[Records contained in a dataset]
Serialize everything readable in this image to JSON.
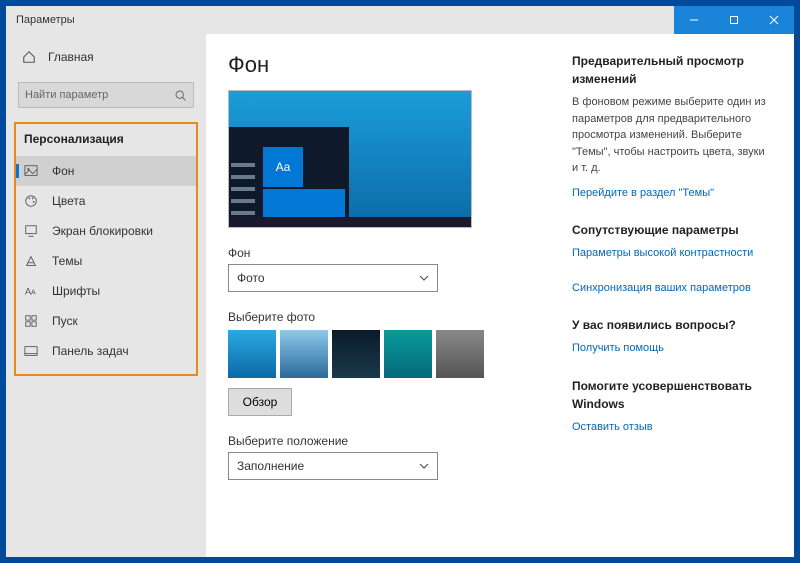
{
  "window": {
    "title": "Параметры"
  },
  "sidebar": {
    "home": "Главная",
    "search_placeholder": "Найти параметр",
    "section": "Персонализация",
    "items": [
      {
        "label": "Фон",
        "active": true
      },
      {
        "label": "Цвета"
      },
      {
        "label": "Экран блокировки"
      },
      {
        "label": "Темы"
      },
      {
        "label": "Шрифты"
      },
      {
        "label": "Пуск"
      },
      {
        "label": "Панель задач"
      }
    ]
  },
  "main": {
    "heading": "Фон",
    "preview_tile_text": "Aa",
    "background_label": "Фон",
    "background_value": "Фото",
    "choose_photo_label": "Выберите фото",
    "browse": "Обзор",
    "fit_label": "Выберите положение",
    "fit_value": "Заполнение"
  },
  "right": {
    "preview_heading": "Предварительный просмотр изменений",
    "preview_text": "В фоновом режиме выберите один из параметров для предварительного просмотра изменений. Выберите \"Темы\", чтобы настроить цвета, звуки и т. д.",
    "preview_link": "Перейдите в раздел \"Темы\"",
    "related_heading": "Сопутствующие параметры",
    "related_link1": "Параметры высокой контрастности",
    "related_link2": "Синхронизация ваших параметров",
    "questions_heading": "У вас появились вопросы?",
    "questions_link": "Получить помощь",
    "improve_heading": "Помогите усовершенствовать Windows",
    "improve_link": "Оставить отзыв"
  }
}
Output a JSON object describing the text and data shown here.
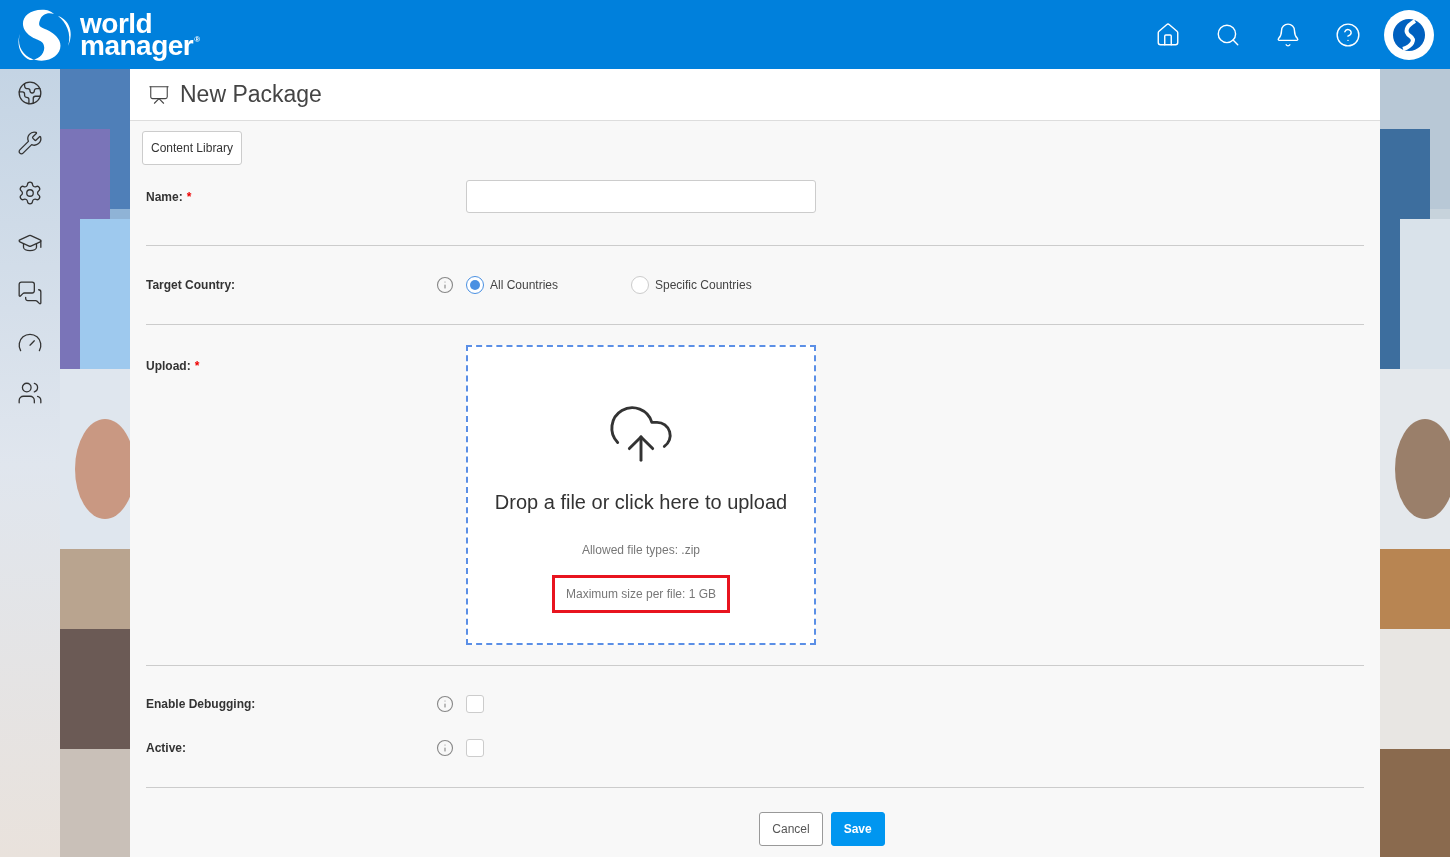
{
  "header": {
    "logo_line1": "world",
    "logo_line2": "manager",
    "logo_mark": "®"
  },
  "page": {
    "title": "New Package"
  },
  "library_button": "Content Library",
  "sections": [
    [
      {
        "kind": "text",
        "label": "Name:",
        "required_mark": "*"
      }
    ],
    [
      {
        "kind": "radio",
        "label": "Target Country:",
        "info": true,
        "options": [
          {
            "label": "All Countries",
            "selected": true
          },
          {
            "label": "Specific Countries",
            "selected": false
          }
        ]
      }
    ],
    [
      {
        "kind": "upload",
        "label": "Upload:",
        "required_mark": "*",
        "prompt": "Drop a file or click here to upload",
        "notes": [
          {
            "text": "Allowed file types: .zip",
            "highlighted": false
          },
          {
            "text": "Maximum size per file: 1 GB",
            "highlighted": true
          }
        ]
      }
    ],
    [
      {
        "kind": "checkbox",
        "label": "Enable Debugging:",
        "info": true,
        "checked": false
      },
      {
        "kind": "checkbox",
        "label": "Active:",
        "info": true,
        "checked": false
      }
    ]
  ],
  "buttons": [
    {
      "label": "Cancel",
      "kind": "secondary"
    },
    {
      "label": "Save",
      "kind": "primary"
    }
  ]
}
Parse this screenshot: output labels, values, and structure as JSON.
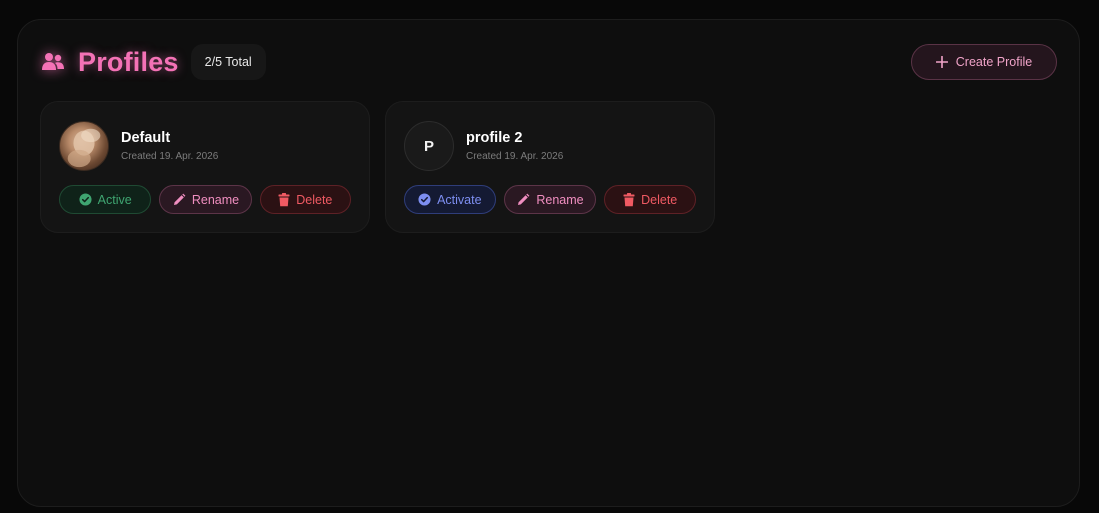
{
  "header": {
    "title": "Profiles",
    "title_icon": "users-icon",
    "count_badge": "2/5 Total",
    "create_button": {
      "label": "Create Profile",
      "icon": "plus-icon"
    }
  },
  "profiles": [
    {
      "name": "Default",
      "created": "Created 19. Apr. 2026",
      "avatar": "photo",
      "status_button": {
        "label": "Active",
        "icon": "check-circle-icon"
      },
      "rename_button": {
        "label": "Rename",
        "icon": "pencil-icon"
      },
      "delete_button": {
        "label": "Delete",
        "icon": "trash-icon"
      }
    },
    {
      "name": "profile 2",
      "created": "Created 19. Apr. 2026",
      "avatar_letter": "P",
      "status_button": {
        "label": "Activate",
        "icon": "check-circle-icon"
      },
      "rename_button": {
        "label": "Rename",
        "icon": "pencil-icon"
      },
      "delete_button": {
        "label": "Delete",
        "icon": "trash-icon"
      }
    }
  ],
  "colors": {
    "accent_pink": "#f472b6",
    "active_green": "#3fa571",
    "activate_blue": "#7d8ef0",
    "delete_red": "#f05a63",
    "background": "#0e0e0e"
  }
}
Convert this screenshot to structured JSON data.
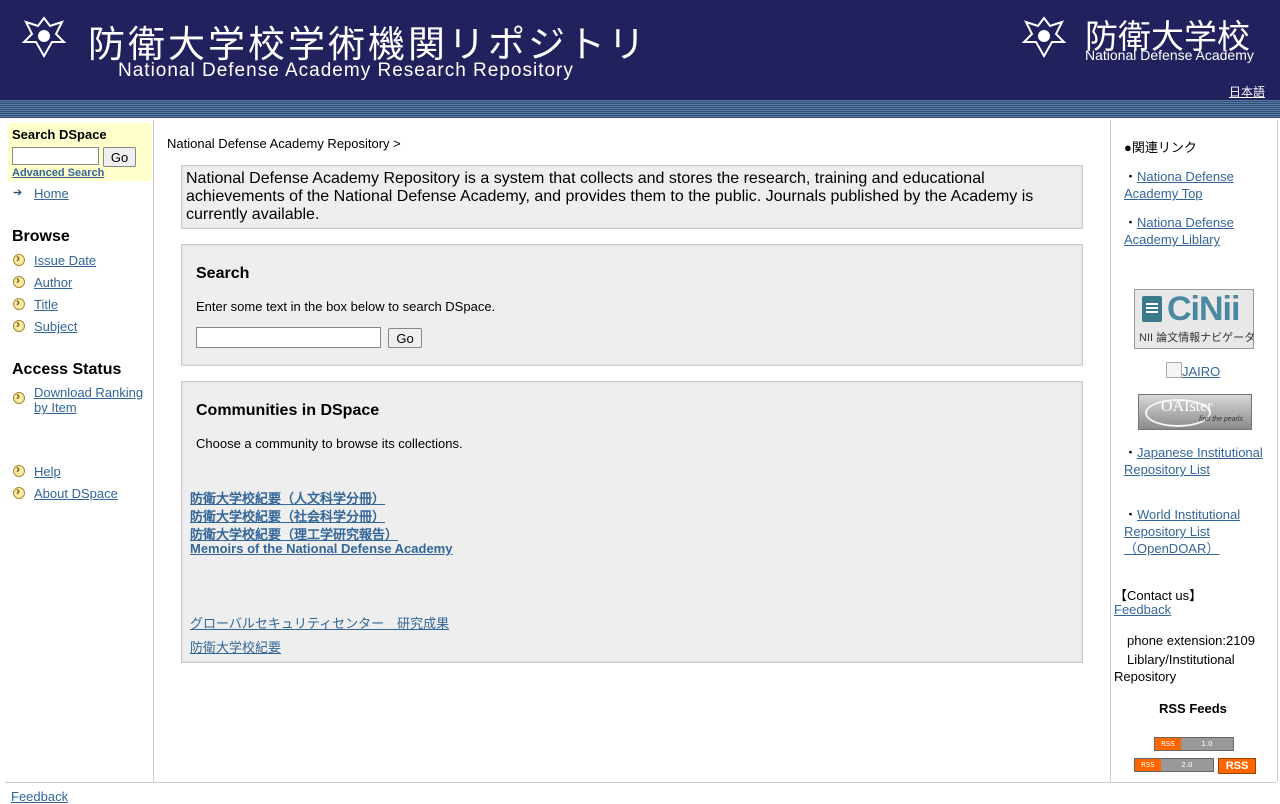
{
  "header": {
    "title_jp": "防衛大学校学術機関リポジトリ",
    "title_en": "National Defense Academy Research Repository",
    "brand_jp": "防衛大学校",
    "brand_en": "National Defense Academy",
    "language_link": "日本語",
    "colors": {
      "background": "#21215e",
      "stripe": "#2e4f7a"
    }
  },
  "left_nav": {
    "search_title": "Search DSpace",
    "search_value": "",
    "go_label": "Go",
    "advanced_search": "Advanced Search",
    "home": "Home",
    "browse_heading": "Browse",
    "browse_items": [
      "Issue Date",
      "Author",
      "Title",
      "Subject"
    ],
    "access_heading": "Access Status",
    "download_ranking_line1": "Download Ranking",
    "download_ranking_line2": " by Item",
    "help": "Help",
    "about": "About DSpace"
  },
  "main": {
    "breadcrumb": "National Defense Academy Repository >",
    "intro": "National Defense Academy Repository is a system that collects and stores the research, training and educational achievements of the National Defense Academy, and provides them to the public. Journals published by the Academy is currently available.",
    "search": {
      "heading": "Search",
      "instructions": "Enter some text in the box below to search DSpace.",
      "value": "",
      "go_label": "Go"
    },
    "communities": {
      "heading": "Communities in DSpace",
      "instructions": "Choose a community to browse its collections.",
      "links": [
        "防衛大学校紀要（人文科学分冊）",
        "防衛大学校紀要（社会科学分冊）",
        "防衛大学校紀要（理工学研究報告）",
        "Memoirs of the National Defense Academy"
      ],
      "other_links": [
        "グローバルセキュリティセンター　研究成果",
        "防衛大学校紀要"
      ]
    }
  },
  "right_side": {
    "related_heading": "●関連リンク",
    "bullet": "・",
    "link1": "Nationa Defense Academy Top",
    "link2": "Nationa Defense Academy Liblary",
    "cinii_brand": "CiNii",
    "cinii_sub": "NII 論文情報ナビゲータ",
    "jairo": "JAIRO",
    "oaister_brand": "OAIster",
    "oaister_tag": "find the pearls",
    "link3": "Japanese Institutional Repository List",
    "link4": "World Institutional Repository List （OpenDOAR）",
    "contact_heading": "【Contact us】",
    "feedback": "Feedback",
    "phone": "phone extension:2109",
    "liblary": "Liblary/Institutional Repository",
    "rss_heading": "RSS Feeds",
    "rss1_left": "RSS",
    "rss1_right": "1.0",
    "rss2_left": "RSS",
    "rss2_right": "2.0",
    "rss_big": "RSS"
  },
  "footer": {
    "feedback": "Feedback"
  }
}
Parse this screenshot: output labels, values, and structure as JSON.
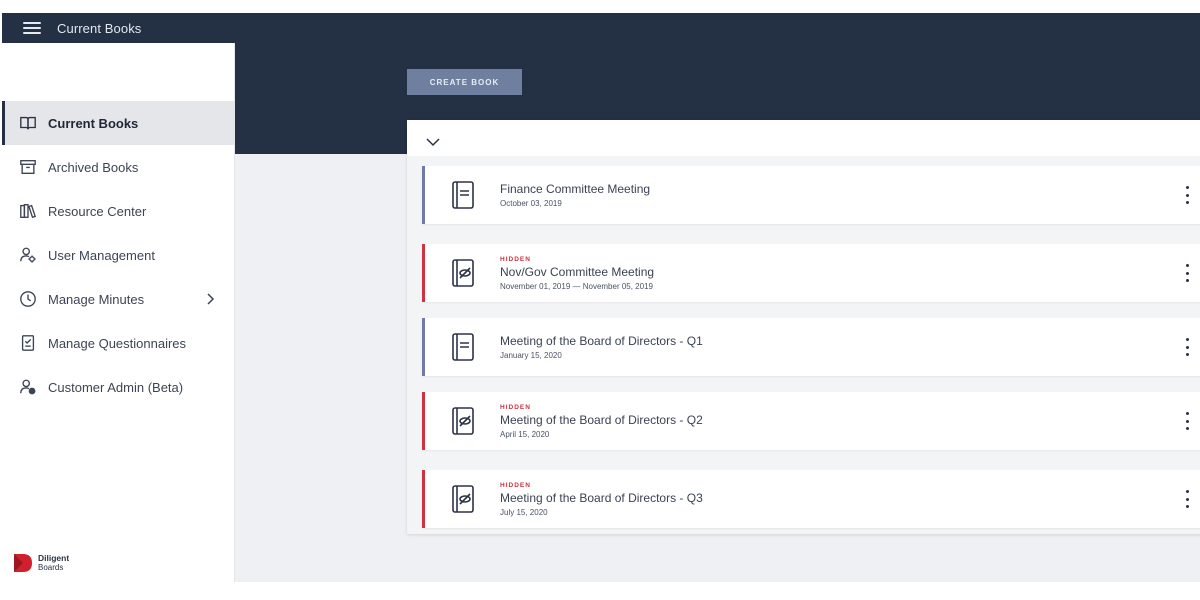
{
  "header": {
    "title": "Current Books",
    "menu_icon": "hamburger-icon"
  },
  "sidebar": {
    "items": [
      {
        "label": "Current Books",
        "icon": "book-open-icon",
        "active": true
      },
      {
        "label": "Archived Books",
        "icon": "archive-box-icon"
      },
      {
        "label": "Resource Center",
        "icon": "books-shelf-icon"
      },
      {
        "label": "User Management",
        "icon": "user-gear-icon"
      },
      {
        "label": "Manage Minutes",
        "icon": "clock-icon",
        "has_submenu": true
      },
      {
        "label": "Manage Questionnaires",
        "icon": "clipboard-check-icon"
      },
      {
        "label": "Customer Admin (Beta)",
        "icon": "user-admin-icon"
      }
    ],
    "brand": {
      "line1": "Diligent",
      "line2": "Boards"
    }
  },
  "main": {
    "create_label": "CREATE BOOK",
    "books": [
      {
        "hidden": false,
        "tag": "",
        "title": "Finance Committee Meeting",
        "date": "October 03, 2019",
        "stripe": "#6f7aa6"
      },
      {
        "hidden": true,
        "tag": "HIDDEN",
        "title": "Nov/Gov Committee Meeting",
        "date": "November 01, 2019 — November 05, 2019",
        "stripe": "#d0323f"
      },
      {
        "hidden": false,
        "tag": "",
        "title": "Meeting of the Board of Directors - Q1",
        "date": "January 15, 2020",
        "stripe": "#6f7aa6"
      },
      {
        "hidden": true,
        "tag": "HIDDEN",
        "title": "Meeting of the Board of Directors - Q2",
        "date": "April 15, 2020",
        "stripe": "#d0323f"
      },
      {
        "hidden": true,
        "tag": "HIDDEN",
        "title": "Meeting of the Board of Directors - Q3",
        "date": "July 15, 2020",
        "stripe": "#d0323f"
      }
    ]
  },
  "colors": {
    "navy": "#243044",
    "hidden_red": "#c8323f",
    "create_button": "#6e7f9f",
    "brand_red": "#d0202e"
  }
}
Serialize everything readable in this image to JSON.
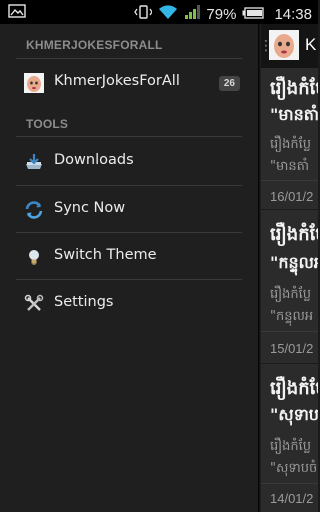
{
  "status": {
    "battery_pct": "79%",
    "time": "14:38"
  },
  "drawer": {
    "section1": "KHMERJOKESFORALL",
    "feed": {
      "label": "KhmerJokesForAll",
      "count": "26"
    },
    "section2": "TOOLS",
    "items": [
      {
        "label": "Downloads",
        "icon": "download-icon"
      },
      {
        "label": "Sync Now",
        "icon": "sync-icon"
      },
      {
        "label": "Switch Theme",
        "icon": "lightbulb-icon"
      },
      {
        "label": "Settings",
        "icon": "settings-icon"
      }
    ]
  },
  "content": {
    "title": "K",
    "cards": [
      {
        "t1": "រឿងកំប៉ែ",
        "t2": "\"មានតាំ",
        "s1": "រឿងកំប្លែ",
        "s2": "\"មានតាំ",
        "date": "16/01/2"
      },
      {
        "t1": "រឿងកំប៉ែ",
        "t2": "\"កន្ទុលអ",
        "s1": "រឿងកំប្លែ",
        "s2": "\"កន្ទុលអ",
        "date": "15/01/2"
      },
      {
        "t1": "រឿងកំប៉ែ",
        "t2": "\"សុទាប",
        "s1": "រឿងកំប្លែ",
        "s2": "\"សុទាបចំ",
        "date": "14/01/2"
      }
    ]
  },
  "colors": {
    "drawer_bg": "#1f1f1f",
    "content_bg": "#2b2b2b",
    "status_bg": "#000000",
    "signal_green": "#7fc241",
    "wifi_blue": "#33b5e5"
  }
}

◆ WORK INSTRUCTIONS ◆
Write out every line of the listing that holds the word "Темы".

◆ FINISHED EXERCISE ◆
        "label": "Темы"
    "preview_text": "В фоновом режиме выберите один из параметров для предварительного просмотра изменений. Выберите \"Темы\", чтобы настроить цвета, звуки и т. д.",
    "preview_link": "Перейдите в раздел \"Темы\"",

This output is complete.